Begin

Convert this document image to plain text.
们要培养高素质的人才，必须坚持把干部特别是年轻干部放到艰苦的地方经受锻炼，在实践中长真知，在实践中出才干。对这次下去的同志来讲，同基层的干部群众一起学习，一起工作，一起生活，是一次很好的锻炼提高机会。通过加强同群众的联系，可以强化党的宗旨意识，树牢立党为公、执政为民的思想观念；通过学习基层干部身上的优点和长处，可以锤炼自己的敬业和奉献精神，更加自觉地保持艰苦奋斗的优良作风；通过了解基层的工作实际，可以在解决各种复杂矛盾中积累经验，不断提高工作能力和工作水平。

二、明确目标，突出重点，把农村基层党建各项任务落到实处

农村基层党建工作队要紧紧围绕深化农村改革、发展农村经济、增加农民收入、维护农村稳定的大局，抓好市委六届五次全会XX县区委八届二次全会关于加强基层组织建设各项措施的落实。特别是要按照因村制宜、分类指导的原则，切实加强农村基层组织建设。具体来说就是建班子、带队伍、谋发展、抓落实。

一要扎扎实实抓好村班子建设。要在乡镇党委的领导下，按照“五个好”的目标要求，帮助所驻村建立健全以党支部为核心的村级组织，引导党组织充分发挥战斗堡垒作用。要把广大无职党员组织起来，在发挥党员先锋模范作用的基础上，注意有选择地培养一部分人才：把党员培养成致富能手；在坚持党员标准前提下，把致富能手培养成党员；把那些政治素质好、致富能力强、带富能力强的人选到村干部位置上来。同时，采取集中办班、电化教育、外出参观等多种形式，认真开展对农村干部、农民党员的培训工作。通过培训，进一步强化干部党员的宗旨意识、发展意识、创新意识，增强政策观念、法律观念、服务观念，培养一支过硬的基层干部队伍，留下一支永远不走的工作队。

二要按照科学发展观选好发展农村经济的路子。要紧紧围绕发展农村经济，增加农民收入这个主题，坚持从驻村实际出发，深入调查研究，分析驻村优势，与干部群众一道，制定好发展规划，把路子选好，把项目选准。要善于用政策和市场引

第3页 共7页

End

» **WRITTEN REQUEST**
Each line of the material above must be retyped precisely.

» **WRITTEN ANSWER**
Convert this document image to plain text.
们要培养高素质的人才，必须坚持把干部特别是年轻干部放到艰苦的地方经受锻炼，在实践中长真知，在实践中出才干。对这次下去的同志来讲，同基层的干部群众一起学习，一起工作，一起生活，是一次很好的锻炼提高机会。通过加强同群众的联系，可以强化党的宗旨意识，树牢立党为公、执政为民的思想观念；通过学习基层干部身上的优点和长处，可以锤炼自己的敬业和奉献精神，更加自觉地保持艰苦奋斗的优良作风；通过了解基层的工作实际，可以在解决各种复杂矛盾中积累经验，不断提高工作能力和工作水平。

二、明确目标，突出重点，把农村基层党建各项任务落到实处

农村基层党建工作队要紧紧围绕深化农村改革、发展农村经济、增加农民收入、维护农村稳定的大局，抓好市委六届五次全会XX县区委八届二次全会关于加强基层组织建设各项措施的落实。特别是要按照因村制宜、分类指导的原则，切实加强农村基层组织建设。具体来说就是建班子、带队伍、谋发展、抓落实。

一要扎扎实实抓好村班子建设。要在乡镇党委的领导下，按照“五个好”的目标要求，帮助所驻村建立健全以党支部为核心的村级组织，引导党组织充分发挥战斗堡垒作用。要把广大无职党员组织起来，在发挥党员先锋模范作用的基础上，注意有选择地培养一部分人才：把党员培养成致富能手；在坚持党员标准前提下，把致富能手培养成党员；把那些政治素质好、致富能力强、带富能力强的人选到村干部位置上来。同时，采取集中办班、电化教育、外出参观等多种形式，认真开展对农村干部、农民党员的培训工作。通过培训，进一步强化干部党员的宗旨意识、发展意识、创新意识，增强政策观念、法律观念、服务观念，培养一支过硬的基层干部队伍，留下一支永远不走的工作队。

二要按照科学发展观选好发展农村经济的路子。要紧紧围绕发展农村经济，增加农民收入这个主题，坚持从驻村实际出发，深入调查研究，分析驻村优势，与干部群众一道，制定好发展规划，把路子选好，把项目选准。要善于用政策和市场引

第3页 共7页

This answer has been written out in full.